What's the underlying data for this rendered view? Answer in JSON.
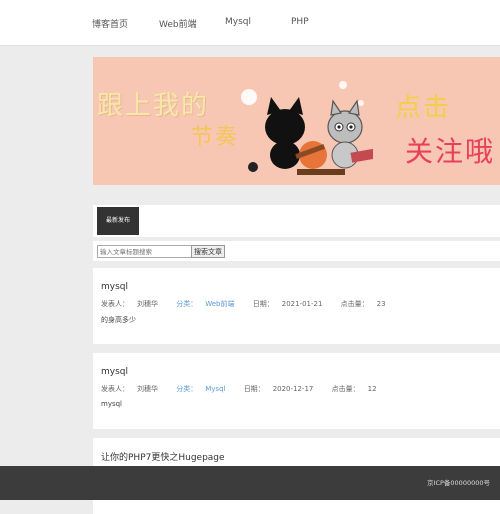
{
  "nav": {
    "items": [
      "博客首页",
      "Web前端",
      "Mysql",
      "PHP"
    ]
  },
  "banner": {
    "line1": "跟上我的",
    "line2": "节奏",
    "line3": "点击",
    "line4": "关注哦"
  },
  "tabs": {
    "active": "最新发布"
  },
  "search": {
    "placeholder": "输入文章标题搜索",
    "button": "搜索文章"
  },
  "posts": [
    {
      "title": "mysql",
      "author_label": "发表人：",
      "author": "刘穗华",
      "category_label": "分类：",
      "category": "Web前端",
      "date_label": "日期：",
      "date": "2021-01-21",
      "views_label": "点击量：",
      "views": "23",
      "excerpt": "的身高多少"
    },
    {
      "title": "mysql",
      "author_label": "发表人：",
      "author": "刘穗华",
      "category_label": "分类：",
      "category": "Mysql",
      "date_label": "日期：",
      "date": "2020-12-17",
      "views_label": "点击量：",
      "views": "12",
      "excerpt": "mysql"
    },
    {
      "title": "让你的PHP7更快之Hugepage"
    }
  ],
  "footer": {
    "icp": "京ICP备00000000号"
  }
}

..............................

■ **REQUIRED TASK**:
Reproduce every record word for word. The copy must contain no pictures.

■ **TASK OUTPUT**:
What's the underlying data for this rendered view? Answer in JSON.
{
  "nav": {
    "items": [
      "博客首页",
      "Web前端",
      "Mysql",
      "PHP"
    ]
  },
  "banner": {
    "line1": "跟上我的",
    "line2": "节奏",
    "line3": "点击",
    "line4": "关注哦"
  },
  "tabs": {
    "active": "最新发布"
  },
  "search": {
    "placeholder": "输入文章标题搜索",
    "button": "搜索文章"
  },
  "posts": [
    {
      "title": "mysql",
      "author_label": "发表人：",
      "author": "刘穗华",
      "category_label": "分类：",
      "category": "Web前端",
      "date_label": "日期：",
      "date": "2021-01-21",
      "views_label": "点击量：",
      "views": "23",
      "excerpt": "的身高多少"
    },
    {
      "title": "mysql",
      "author_label": "发表人：",
      "author": "刘穗华",
      "category_label": "分类：",
      "category": "Mysql",
      "date_label": "日期：",
      "date": "2020-12-17",
      "views_label": "点击量：",
      "views": "12",
      "excerpt": "mysql"
    },
    {
      "title": "让你的PHP7更快之Hugepage"
    }
  ],
  "footer": {
    "icp": "京ICP备00000000号"
  }
}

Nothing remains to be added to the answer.